> _Prompt_: Repeat every line of the listing below exactly, minus the pictures.

> _Available records_:
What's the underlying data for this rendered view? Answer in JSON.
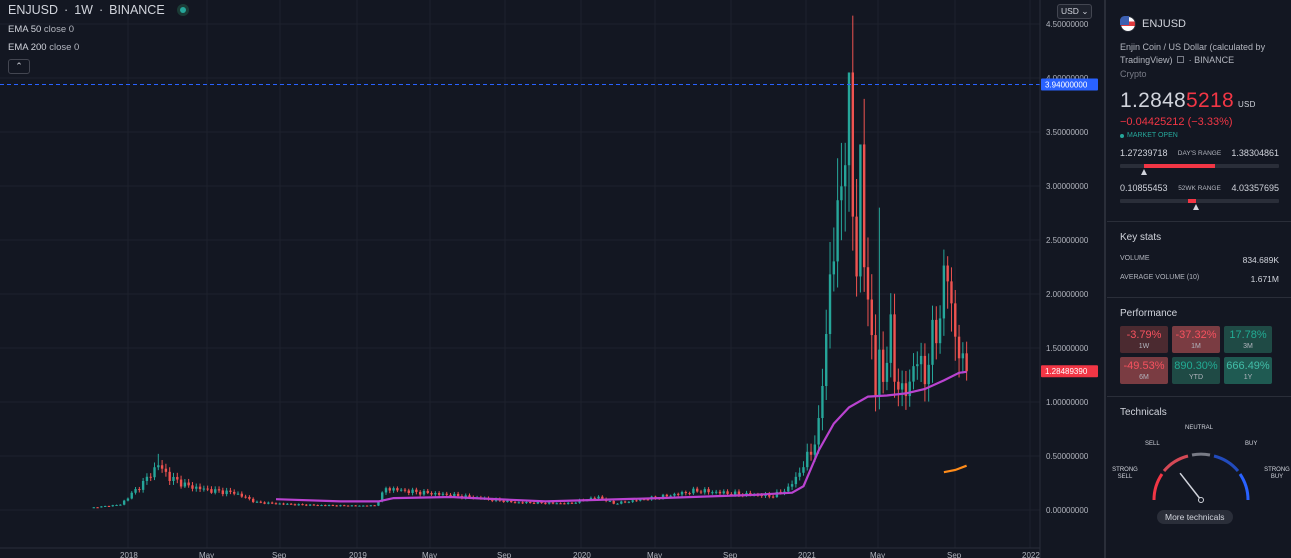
{
  "legend": {
    "symbol": "ENJUSD",
    "interval": "1W",
    "exchange": "BINANCE",
    "ema50_label": "EMA 50",
    "ema50_value": "close 0",
    "ema200_label": "EMA 200",
    "ema200_value": "close 0"
  },
  "currency_button": "USD",
  "price_axis": {
    "ticks": [
      "4.50000000",
      "4.00000000",
      "3.50000000",
      "3.00000000",
      "2.50000000",
      "2.00000000",
      "1.50000000",
      "1.00000000",
      "0.50000000",
      "0.00000000"
    ],
    "hline_label": "3.94000000",
    "current_label": "1.28489390"
  },
  "time_axis": {
    "labels": [
      "2018",
      "May",
      "Sep",
      "2019",
      "May",
      "Sep",
      "2020",
      "May",
      "Sep",
      "2021",
      "May",
      "Sep",
      "2022"
    ]
  },
  "colors": {
    "up": "#26a69a",
    "down": "#ef5350",
    "ema50": "#ba43d0",
    "ema200": "#ff8c1a",
    "hline": "#2962ff",
    "bg": "#131722"
  },
  "chart_data": {
    "type": "candlestick",
    "symbol": "ENJUSD",
    "interval": "1W",
    "y_range": [
      0,
      4.6
    ],
    "hline": 3.94,
    "last_price": 1.2849,
    "anchors": [
      {
        "w": 0,
        "c": 0.02
      },
      {
        "w": 8,
        "c": 0.05
      },
      {
        "w": 14,
        "c": 0.25
      },
      {
        "w": 18,
        "c": 0.42
      },
      {
        "w": 21,
        "c": 0.3
      },
      {
        "w": 26,
        "c": 0.22
      },
      {
        "w": 32,
        "c": 0.18
      },
      {
        "w": 38,
        "c": 0.16
      },
      {
        "w": 44,
        "c": 0.07
      },
      {
        "w": 54,
        "c": 0.05
      },
      {
        "w": 66,
        "c": 0.04
      },
      {
        "w": 75,
        "c": 0.04
      },
      {
        "w": 78,
        "c": 0.2
      },
      {
        "w": 85,
        "c": 0.17
      },
      {
        "w": 100,
        "c": 0.12
      },
      {
        "w": 112,
        "c": 0.07
      },
      {
        "w": 126,
        "c": 0.06
      },
      {
        "w": 134,
        "c": 0.12
      },
      {
        "w": 138,
        "c": 0.06
      },
      {
        "w": 150,
        "c": 0.12
      },
      {
        "w": 160,
        "c": 0.18
      },
      {
        "w": 170,
        "c": 0.15
      },
      {
        "w": 180,
        "c": 0.13
      },
      {
        "w": 184,
        "c": 0.2
      },
      {
        "w": 187,
        "c": 0.35
      },
      {
        "w": 190,
        "c": 0.55
      },
      {
        "w": 192,
        "c": 0.75
      },
      {
        "w": 194,
        "c": 1.7
      },
      {
        "w": 196,
        "c": 2.4
      },
      {
        "w": 198,
        "c": 3.1
      },
      {
        "w": 200,
        "c": 3.6
      },
      {
        "w": 202,
        "c": 2.3
      },
      {
        "w": 203,
        "c": 3.0
      },
      {
        "w": 204,
        "c": 2.4
      },
      {
        "w": 205,
        "c": 2.0
      },
      {
        "w": 206,
        "c": 1.55
      },
      {
        "w": 207,
        "c": 1.1
      },
      {
        "w": 208,
        "c": 1.4
      },
      {
        "w": 209,
        "c": 1.25
      },
      {
        "w": 211,
        "c": 1.6
      },
      {
        "w": 212,
        "c": 1.3
      },
      {
        "w": 214,
        "c": 1.05
      },
      {
        "w": 216,
        "c": 1.2
      },
      {
        "w": 218,
        "c": 1.4
      },
      {
        "w": 220,
        "c": 1.25
      },
      {
        "w": 222,
        "c": 1.55
      },
      {
        "w": 224,
        "c": 1.85
      },
      {
        "w": 226,
        "c": 2.25
      },
      {
        "w": 227,
        "c": 1.9
      },
      {
        "w": 228,
        "c": 1.6
      },
      {
        "w": 229,
        "c": 1.45
      },
      {
        "w": 230,
        "c": 1.33
      },
      {
        "w": 231,
        "c": 1.285
      }
    ],
    "spikes": [
      {
        "w": 200,
        "h": 4.03
      },
      {
        "w": 199,
        "h": 3.4
      },
      {
        "w": 203,
        "h": 3.25
      },
      {
        "w": 208,
        "h": 2.8
      },
      {
        "w": 18,
        "h": 0.52
      },
      {
        "w": 226,
        "h": 2.35
      }
    ],
    "ema50": [
      {
        "w": 49,
        "v": 0.1
      },
      {
        "w": 66,
        "v": 0.08
      },
      {
        "w": 76,
        "v": 0.08
      },
      {
        "w": 80,
        "v": 0.11
      },
      {
        "w": 95,
        "v": 0.12
      },
      {
        "w": 120,
        "v": 0.08
      },
      {
        "w": 150,
        "v": 0.11
      },
      {
        "w": 175,
        "v": 0.14
      },
      {
        "w": 185,
        "v": 0.16
      },
      {
        "w": 188,
        "v": 0.22
      },
      {
        "w": 192,
        "v": 0.55
      },
      {
        "w": 196,
        "v": 0.8
      },
      {
        "w": 200,
        "v": 0.95
      },
      {
        "w": 205,
        "v": 1.05
      },
      {
        "w": 210,
        "v": 1.06
      },
      {
        "w": 215,
        "v": 1.08
      },
      {
        "w": 220,
        "v": 1.12
      },
      {
        "w": 225,
        "v": 1.2
      },
      {
        "w": 229,
        "v": 1.27
      },
      {
        "w": 231,
        "v": 1.28
      }
    ],
    "ema200": [
      {
        "w": 225,
        "v": 0.35
      },
      {
        "w": 228,
        "v": 0.37
      },
      {
        "w": 231,
        "v": 0.41
      }
    ]
  },
  "panel": {
    "symbol": "ENJUSD",
    "description": "Enjin Coin / US Dollar (calculated by TradingView)",
    "exchange": "BINANCE",
    "category": "Crypto",
    "price_main": "1.2848",
    "price_tail": "5218",
    "currency": "USD",
    "change": "−0.04425212 (−3.33%)",
    "market_status": "MARKET OPEN",
    "day_low": "1.27239718",
    "day_label": "DAY'S RANGE",
    "day_high": "1.38304861",
    "day_fill_start": 0.15,
    "day_fill_end": 0.6,
    "day_pin": 0.15,
    "wk_low": "0.10855453",
    "wk_label": "52WK RANGE",
    "wk_high": "4.03357695",
    "wk_fill_start": 0.43,
    "wk_fill_end": 0.48,
    "wk_pin": 0.48,
    "key_stats_title": "Key stats",
    "volume_label": "VOLUME",
    "volume_value": "834.689K",
    "avg_volume_label": "AVERAGE VOLUME (10)",
    "avg_volume_value": "1.671M",
    "performance_title": "Performance",
    "performance": [
      {
        "value": "-3.79%",
        "label": "1W",
        "kind": "neg"
      },
      {
        "value": "-37.32%",
        "label": "1M",
        "kind": "neg2"
      },
      {
        "value": "17.78%",
        "label": "3M",
        "kind": "pos"
      },
      {
        "value": "-49.53%",
        "label": "6M",
        "kind": "neg2"
      },
      {
        "value": "890.30%",
        "label": "YTD",
        "kind": "pos"
      },
      {
        "value": "666.49%",
        "label": "1Y",
        "kind": "pos2"
      }
    ],
    "technicals_title": "Technicals",
    "gauge": {
      "neutral": "NEUTRAL",
      "sell": "SELL",
      "buy": "BUY",
      "strong_sell": "STRONG SELL",
      "strong_buy": "STRONG BUY",
      "needle_deg": -38
    },
    "more_technicals": "More technicals"
  }
}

> _Answer for this exercise_:
What's the underlying data for this rendered view? Answer in JSON.
{
  "legend": {
    "symbol": "ENJUSD",
    "interval": "1W",
    "exchange": "BINANCE",
    "ema50_label": "EMA 50",
    "ema50_value": "close 0",
    "ema200_label": "EMA 200",
    "ema200_value": "close 0"
  },
  "currency_button": "USD",
  "price_axis": {
    "ticks": [
      "4.50000000",
      "4.00000000",
      "3.50000000",
      "3.00000000",
      "2.50000000",
      "2.00000000",
      "1.50000000",
      "1.00000000",
      "0.50000000",
      "0.00000000"
    ],
    "hline_label": "3.94000000",
    "current_label": "1.28489390"
  },
  "time_axis": {
    "labels": [
      "2018",
      "May",
      "Sep",
      "2019",
      "May",
      "Sep",
      "2020",
      "May",
      "Sep",
      "2021",
      "May",
      "Sep",
      "2022"
    ]
  },
  "colors": {
    "up": "#26a69a",
    "down": "#ef5350",
    "ema50": "#ba43d0",
    "ema200": "#ff8c1a",
    "hline": "#2962ff",
    "bg": "#131722"
  },
  "chart_data": {
    "type": "candlestick",
    "symbol": "ENJUSD",
    "interval": "1W",
    "y_range": [
      0,
      4.6
    ],
    "hline": 3.94,
    "last_price": 1.2849,
    "anchors": [
      {
        "w": 0,
        "c": 0.02
      },
      {
        "w": 8,
        "c": 0.05
      },
      {
        "w": 14,
        "c": 0.25
      },
      {
        "w": 18,
        "c": 0.42
      },
      {
        "w": 21,
        "c": 0.3
      },
      {
        "w": 26,
        "c": 0.22
      },
      {
        "w": 32,
        "c": 0.18
      },
      {
        "w": 38,
        "c": 0.16
      },
      {
        "w": 44,
        "c": 0.07
      },
      {
        "w": 54,
        "c": 0.05
      },
      {
        "w": 66,
        "c": 0.04
      },
      {
        "w": 75,
        "c": 0.04
      },
      {
        "w": 78,
        "c": 0.2
      },
      {
        "w": 85,
        "c": 0.17
      },
      {
        "w": 100,
        "c": 0.12
      },
      {
        "w": 112,
        "c": 0.07
      },
      {
        "w": 126,
        "c": 0.06
      },
      {
        "w": 134,
        "c": 0.12
      },
      {
        "w": 138,
        "c": 0.06
      },
      {
        "w": 150,
        "c": 0.12
      },
      {
        "w": 160,
        "c": 0.18
      },
      {
        "w": 170,
        "c": 0.15
      },
      {
        "w": 180,
        "c": 0.13
      },
      {
        "w": 184,
        "c": 0.2
      },
      {
        "w": 187,
        "c": 0.35
      },
      {
        "w": 190,
        "c": 0.55
      },
      {
        "w": 192,
        "c": 0.75
      },
      {
        "w": 194,
        "c": 1.7
      },
      {
        "w": 196,
        "c": 2.4
      },
      {
        "w": 198,
        "c": 3.1
      },
      {
        "w": 200,
        "c": 3.6
      },
      {
        "w": 202,
        "c": 2.3
      },
      {
        "w": 203,
        "c": 3.0
      },
      {
        "w": 204,
        "c": 2.4
      },
      {
        "w": 205,
        "c": 2.0
      },
      {
        "w": 206,
        "c": 1.55
      },
      {
        "w": 207,
        "c": 1.1
      },
      {
        "w": 208,
        "c": 1.4
      },
      {
        "w": 209,
        "c": 1.25
      },
      {
        "w": 211,
        "c": 1.6
      },
      {
        "w": 212,
        "c": 1.3
      },
      {
        "w": 214,
        "c": 1.05
      },
      {
        "w": 216,
        "c": 1.2
      },
      {
        "w": 218,
        "c": 1.4
      },
      {
        "w": 220,
        "c": 1.25
      },
      {
        "w": 222,
        "c": 1.55
      },
      {
        "w": 224,
        "c": 1.85
      },
      {
        "w": 226,
        "c": 2.25
      },
      {
        "w": 227,
        "c": 1.9
      },
      {
        "w": 228,
        "c": 1.6
      },
      {
        "w": 229,
        "c": 1.45
      },
      {
        "w": 230,
        "c": 1.33
      },
      {
        "w": 231,
        "c": 1.285
      }
    ],
    "spikes": [
      {
        "w": 200,
        "h": 4.03
      },
      {
        "w": 199,
        "h": 3.4
      },
      {
        "w": 203,
        "h": 3.25
      },
      {
        "w": 208,
        "h": 2.8
      },
      {
        "w": 18,
        "h": 0.52
      },
      {
        "w": 226,
        "h": 2.35
      }
    ],
    "ema50": [
      {
        "w": 49,
        "v": 0.1
      },
      {
        "w": 66,
        "v": 0.08
      },
      {
        "w": 76,
        "v": 0.08
      },
      {
        "w": 80,
        "v": 0.11
      },
      {
        "w": 95,
        "v": 0.12
      },
      {
        "w": 120,
        "v": 0.08
      },
      {
        "w": 150,
        "v": 0.11
      },
      {
        "w": 175,
        "v": 0.14
      },
      {
        "w": 185,
        "v": 0.16
      },
      {
        "w": 188,
        "v": 0.22
      },
      {
        "w": 192,
        "v": 0.55
      },
      {
        "w": 196,
        "v": 0.8
      },
      {
        "w": 200,
        "v": 0.95
      },
      {
        "w": 205,
        "v": 1.05
      },
      {
        "w": 210,
        "v": 1.06
      },
      {
        "w": 215,
        "v": 1.08
      },
      {
        "w": 220,
        "v": 1.12
      },
      {
        "w": 225,
        "v": 1.2
      },
      {
        "w": 229,
        "v": 1.27
      },
      {
        "w": 231,
        "v": 1.28
      }
    ],
    "ema200": [
      {
        "w": 225,
        "v": 0.35
      },
      {
        "w": 228,
        "v": 0.37
      },
      {
        "w": 231,
        "v": 0.41
      }
    ]
  },
  "panel": {
    "symbol": "ENJUSD",
    "description": "Enjin Coin / US Dollar (calculated by TradingView)",
    "exchange": "BINANCE",
    "category": "Crypto",
    "price_main": "1.2848",
    "price_tail": "5218",
    "currency": "USD",
    "change": "−0.04425212 (−3.33%)",
    "market_status": "MARKET OPEN",
    "day_low": "1.27239718",
    "day_label": "DAY'S RANGE",
    "day_high": "1.38304861",
    "day_fill_start": 0.15,
    "day_fill_end": 0.6,
    "day_pin": 0.15,
    "wk_low": "0.10855453",
    "wk_label": "52WK RANGE",
    "wk_high": "4.03357695",
    "wk_fill_start": 0.43,
    "wk_fill_end": 0.48,
    "wk_pin": 0.48,
    "key_stats_title": "Key stats",
    "volume_label": "VOLUME",
    "volume_value": "834.689K",
    "avg_volume_label": "AVERAGE VOLUME (10)",
    "avg_volume_value": "1.671M",
    "performance_title": "Performance",
    "performance": [
      {
        "value": "-3.79%",
        "label": "1W",
        "kind": "neg"
      },
      {
        "value": "-37.32%",
        "label": "1M",
        "kind": "neg2"
      },
      {
        "value": "17.78%",
        "label": "3M",
        "kind": "pos"
      },
      {
        "value": "-49.53%",
        "label": "6M",
        "kind": "neg2"
      },
      {
        "value": "890.30%",
        "label": "YTD",
        "kind": "pos"
      },
      {
        "value": "666.49%",
        "label": "1Y",
        "kind": "pos2"
      }
    ],
    "technicals_title": "Technicals",
    "gauge": {
      "neutral": "NEUTRAL",
      "sell": "SELL",
      "buy": "BUY",
      "strong_sell": "STRONG SELL",
      "strong_buy": "STRONG BUY",
      "needle_deg": -38
    },
    "more_technicals": "More technicals"
  }
}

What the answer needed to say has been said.